■ **Listed records**
· · · ·

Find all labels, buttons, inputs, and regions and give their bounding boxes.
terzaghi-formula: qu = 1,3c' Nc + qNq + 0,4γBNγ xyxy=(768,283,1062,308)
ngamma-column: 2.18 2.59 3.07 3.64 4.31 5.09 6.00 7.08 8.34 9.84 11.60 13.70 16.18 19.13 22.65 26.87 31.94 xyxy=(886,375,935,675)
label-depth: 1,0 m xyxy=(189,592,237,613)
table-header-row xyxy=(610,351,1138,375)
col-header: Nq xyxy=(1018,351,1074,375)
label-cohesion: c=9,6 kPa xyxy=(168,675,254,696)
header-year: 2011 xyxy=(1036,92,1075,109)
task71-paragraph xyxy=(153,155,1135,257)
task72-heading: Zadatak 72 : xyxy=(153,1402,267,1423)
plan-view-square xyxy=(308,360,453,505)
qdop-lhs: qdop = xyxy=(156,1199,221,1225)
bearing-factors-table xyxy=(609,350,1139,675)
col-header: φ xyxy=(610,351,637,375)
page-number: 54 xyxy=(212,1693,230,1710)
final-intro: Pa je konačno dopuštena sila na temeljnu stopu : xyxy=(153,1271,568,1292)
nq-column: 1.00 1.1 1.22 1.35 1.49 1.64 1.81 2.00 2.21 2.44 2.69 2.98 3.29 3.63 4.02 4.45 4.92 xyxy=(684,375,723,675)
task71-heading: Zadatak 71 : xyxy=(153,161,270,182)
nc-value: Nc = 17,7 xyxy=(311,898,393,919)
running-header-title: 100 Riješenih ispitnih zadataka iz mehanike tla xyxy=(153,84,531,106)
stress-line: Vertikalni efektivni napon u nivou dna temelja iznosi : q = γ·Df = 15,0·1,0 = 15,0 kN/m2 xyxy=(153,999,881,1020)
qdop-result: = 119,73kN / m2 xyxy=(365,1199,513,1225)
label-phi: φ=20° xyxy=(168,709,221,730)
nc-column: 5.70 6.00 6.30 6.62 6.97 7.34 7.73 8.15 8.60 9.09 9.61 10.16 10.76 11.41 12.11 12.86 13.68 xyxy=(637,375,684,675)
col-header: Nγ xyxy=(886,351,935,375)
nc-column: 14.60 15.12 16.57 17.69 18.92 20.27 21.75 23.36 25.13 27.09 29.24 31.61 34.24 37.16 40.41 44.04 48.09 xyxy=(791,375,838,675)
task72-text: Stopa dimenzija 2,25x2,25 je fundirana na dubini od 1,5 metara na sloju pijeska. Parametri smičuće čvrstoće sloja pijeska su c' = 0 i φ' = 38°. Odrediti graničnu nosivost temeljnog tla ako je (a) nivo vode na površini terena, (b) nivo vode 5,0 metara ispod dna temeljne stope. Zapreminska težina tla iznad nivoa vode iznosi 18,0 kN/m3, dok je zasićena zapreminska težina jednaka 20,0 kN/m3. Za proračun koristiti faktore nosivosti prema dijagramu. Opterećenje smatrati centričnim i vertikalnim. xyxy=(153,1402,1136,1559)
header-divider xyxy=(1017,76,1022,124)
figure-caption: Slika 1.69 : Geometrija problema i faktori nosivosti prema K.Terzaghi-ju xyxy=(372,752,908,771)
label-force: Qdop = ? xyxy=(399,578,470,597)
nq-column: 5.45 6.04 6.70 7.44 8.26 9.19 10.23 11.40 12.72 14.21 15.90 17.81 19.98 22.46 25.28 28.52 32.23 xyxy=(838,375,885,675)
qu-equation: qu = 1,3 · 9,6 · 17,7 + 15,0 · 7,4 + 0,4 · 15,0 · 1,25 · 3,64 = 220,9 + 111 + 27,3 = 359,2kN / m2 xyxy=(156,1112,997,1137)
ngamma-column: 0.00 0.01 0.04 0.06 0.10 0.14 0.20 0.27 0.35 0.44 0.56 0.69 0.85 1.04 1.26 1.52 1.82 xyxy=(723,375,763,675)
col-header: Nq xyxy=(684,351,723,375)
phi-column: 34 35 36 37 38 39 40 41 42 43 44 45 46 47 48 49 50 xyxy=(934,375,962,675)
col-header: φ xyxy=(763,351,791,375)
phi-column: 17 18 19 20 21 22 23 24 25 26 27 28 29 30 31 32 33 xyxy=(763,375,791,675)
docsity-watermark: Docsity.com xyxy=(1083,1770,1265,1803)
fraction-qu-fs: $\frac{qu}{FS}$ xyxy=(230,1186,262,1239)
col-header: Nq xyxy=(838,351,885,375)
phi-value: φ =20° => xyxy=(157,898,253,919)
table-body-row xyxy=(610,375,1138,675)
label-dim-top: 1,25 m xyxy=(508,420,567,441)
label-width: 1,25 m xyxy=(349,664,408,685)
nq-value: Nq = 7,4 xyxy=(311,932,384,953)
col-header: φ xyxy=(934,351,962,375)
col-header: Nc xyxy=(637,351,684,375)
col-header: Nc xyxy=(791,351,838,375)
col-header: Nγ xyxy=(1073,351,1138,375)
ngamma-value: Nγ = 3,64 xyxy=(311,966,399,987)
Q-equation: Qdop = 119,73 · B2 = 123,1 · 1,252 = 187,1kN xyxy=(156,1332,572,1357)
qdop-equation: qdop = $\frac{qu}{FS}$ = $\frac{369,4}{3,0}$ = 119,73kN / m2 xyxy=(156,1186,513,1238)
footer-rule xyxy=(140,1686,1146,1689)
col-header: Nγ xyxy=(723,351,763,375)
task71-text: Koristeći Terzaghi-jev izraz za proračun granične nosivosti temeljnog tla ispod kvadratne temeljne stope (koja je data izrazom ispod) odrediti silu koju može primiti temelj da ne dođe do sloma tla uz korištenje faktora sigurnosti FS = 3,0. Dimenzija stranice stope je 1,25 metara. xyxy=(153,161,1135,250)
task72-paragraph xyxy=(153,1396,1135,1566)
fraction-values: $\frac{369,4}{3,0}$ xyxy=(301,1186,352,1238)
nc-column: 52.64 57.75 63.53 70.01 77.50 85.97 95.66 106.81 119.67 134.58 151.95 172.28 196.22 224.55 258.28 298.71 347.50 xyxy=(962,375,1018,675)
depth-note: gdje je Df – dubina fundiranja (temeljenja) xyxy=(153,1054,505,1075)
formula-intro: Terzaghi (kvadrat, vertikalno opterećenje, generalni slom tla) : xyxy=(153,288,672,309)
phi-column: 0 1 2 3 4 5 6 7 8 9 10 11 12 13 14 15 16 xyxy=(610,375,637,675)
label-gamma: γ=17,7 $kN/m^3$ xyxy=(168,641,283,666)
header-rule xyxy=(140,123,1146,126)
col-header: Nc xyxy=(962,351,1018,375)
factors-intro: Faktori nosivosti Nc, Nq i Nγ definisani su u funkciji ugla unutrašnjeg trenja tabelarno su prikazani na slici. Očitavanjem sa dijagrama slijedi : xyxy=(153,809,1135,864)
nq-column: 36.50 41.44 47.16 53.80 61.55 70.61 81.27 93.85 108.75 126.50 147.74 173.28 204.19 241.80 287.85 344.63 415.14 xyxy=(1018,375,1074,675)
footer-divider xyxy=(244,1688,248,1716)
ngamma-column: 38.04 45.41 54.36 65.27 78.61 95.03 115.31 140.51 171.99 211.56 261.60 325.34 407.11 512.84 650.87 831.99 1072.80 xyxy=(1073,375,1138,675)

· · · ·

■ **Job**
Give back the records from the first line up to and including the line that contains "qdop-lhs: qdop = xyxy=(156,1199,221,1225)", with "col-header" changed to "column-header" and everything else left the same.

■ **Written reply**
Find all labels, buttons, inputs, and regions and give their bounding boxes.
terzaghi-formula: qu = 1,3c' Nc + qNq + 0,4γBNγ xyxy=(768,283,1062,308)
ngamma-column: 2.18 2.59 3.07 3.64 4.31 5.09 6.00 7.08 8.34 9.84 11.60 13.70 16.18 19.13 22.65 26.87 31.94 xyxy=(886,375,935,675)
label-depth: 1,0 m xyxy=(189,592,237,613)
table-header-row xyxy=(610,351,1138,375)
column-header: Nq xyxy=(1018,351,1074,375)
label-cohesion: c=9,6 kPa xyxy=(168,675,254,696)
header-year: 2011 xyxy=(1036,92,1075,109)
task71-paragraph xyxy=(153,155,1135,257)
task72-heading: Zadatak 72 : xyxy=(153,1402,267,1423)
plan-view-square xyxy=(308,360,453,505)
qdop-lhs: qdop = xyxy=(156,1199,221,1225)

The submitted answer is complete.